:: TASK OBJECTIVE ::
Transcribe the entries that follow, word for word.

··········

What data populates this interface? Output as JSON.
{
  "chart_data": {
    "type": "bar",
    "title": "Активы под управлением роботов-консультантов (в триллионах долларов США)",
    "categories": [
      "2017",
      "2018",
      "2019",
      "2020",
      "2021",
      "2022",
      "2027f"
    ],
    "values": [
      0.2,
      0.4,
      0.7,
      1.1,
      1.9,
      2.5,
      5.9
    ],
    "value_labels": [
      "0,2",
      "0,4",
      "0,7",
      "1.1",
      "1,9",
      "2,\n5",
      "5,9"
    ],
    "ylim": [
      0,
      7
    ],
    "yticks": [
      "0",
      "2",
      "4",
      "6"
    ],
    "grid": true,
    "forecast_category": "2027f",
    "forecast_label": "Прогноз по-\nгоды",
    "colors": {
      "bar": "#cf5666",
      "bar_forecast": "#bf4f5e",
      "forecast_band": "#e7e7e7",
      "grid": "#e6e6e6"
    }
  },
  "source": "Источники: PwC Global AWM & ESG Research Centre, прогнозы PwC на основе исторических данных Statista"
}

··········

:: SOLUTION FOR THIS EXERCISE ::
What data populates this interface? Output as JSON.
{
  "chart_data": {
    "type": "bar",
    "title": "Активы под управлением роботов-консультантов (в триллионах долларов США)",
    "categories": [
      "2017",
      "2018",
      "2019",
      "2020",
      "2021",
      "2022",
      "2027f"
    ],
    "values": [
      0.2,
      0.4,
      0.7,
      1.1,
      1.9,
      2.5,
      5.9
    ],
    "value_labels": [
      "0,2",
      "0,4",
      "0,7",
      "1.1",
      "1,9",
      "2,\n5",
      "5,9"
    ],
    "ylim": [
      0,
      7
    ],
    "yticks": [
      "0",
      "2",
      "4",
      "6"
    ],
    "grid": true,
    "forecast_category": "2027f",
    "forecast_label": "Прогноз по-\nгоды",
    "colors": {
      "bar": "#cf5666",
      "bar_forecast": "#bf4f5e",
      "forecast_band": "#e7e7e7",
      "grid": "#e6e6e6"
    }
  },
  "source": "Источники: PwC Global AWM & ESG Research Centre, прогнозы PwC на основе исторических данных Statista"
}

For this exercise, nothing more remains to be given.